→ **SET TASK**
Return the records exactly as they are.

(Stored records)

* * * *

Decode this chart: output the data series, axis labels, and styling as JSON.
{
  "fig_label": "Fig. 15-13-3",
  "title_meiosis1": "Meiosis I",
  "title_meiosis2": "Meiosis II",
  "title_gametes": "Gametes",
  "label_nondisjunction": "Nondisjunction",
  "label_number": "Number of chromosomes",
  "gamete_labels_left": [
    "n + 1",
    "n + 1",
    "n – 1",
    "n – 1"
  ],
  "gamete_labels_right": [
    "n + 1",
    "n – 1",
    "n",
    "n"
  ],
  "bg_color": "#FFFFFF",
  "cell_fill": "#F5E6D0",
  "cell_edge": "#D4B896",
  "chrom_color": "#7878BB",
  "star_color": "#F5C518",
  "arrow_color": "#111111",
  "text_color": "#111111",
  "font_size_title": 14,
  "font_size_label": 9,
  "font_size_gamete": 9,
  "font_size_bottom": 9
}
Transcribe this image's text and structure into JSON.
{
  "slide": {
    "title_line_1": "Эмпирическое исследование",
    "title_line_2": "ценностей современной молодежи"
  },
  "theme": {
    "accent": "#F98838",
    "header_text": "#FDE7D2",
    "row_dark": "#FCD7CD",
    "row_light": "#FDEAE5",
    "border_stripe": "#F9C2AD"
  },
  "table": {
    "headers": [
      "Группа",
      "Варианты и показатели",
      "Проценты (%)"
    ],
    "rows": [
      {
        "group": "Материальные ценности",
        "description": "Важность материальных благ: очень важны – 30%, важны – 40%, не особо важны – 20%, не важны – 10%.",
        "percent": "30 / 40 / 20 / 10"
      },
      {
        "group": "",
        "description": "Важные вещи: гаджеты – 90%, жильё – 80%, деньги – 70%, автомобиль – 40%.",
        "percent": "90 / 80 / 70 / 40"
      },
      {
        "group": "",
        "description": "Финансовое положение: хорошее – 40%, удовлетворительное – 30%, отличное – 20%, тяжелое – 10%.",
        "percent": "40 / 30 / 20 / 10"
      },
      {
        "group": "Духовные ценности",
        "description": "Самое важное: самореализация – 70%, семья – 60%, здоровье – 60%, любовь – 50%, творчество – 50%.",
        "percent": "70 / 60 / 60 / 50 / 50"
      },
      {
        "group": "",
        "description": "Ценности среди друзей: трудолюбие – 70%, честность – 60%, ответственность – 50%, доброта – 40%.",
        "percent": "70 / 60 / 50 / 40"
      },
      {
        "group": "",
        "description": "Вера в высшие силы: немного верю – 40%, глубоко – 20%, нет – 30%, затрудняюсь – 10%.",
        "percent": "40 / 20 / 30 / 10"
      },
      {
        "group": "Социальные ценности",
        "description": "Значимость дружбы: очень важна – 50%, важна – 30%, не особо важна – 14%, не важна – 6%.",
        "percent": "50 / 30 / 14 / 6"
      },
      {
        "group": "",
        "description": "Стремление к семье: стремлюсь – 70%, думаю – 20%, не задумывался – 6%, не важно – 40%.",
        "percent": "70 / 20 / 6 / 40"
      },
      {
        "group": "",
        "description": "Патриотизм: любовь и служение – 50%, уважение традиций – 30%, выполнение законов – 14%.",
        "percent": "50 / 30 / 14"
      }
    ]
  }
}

* * * *

→ **OUTPUT FOR THIS EXERCISE**
Decode this chart: output the data series, axis labels, and styling as JSON.
{
  "fig_label": "Fig. 15-13-3",
  "title_meiosis1": "Meiosis I",
  "title_meiosis2": "Meiosis II",
  "title_gametes": "Gametes",
  "label_nondisjunction": "Nondisjunction",
  "label_number": "Number of chromosomes",
  "gamete_labels_left": [
    "n + 1",
    "n + 1",
    "n – 1",
    "n – 1"
  ],
  "gamete_labels_right": [
    "n + 1",
    "n – 1",
    "n",
    "n"
  ],
  "bg_color": "#FFFFFF",
  "cell_fill": "#F5E6D0",
  "cell_edge": "#D4B896",
  "chrom_color": "#7878BB",
  "star_color": "#F5C518",
  "arrow_color": "#111111",
  "text_color": "#111111",
  "font_size_title": 14,
  "font_size_label": 9,
  "font_size_gamete": 9,
  "font_size_bottom": 9
}
Transcribe this image's text and structure into JSON.
{
  "slide": {
    "title_line_1": "Эмпирическое исследование",
    "title_line_2": "ценностей современной молодежи"
  },
  "theme": {
    "accent": "#F98838",
    "header_text": "#FDE7D2",
    "row_dark": "#FCD7CD",
    "row_light": "#FDEAE5",
    "border_stripe": "#F9C2AD"
  },
  "table": {
    "headers": [
      "Группа",
      "Варианты и показатели",
      "Проценты (%)"
    ],
    "rows": [
      {
        "group": "Материальные ценности",
        "description": "Важность материальных благ: очень важны – 30%, важны – 40%, не особо важны – 20%, не важны – 10%.",
        "percent": "30 / 40 / 20 / 10"
      },
      {
        "group": "",
        "description": "Важные вещи: гаджеты – 90%, жильё – 80%, деньги – 70%, автомобиль – 40%.",
        "percent": "90 / 80 / 70 / 40"
      },
      {
        "group": "",
        "description": "Финансовое положение: хорошее – 40%, удовлетворительное – 30%, отличное – 20%, тяжелое – 10%.",
        "percent": "40 / 30 / 20 / 10"
      },
      {
        "group": "Духовные ценности",
        "description": "Самое важное: самореализация – 70%, семья – 60%, здоровье – 60%, любовь – 50%, творчество – 50%.",
        "percent": "70 / 60 / 60 / 50 / 50"
      },
      {
        "group": "",
        "description": "Ценности среди друзей: трудолюбие – 70%, честность – 60%, ответственность – 50%, доброта – 40%.",
        "percent": "70 / 60 / 50 / 40"
      },
      {
        "group": "",
        "description": "Вера в высшие силы: немного верю – 40%, глубоко – 20%, нет – 30%, затрудняюсь – 10%.",
        "percent": "40 / 20 / 30 / 10"
      },
      {
        "group": "Социальные ценности",
        "description": "Значимость дружбы: очень важна – 50%, важна – 30%, не особо важна – 14%, не важна – 6%.",
        "percent": "50 / 30 / 14 / 6"
      },
      {
        "group": "",
        "description": "Стремление к семье: стремлюсь – 70%, думаю – 20%, не задумывался – 6%, не важно – 40%.",
        "percent": "70 / 20 / 6 / 40"
      },
      {
        "group": "",
        "description": "Патриотизм: любовь и служение – 50%, уважение традиций – 30%, выполнение законов – 14%.",
        "percent": "50 / 30 / 14"
      }
    ]
  }
}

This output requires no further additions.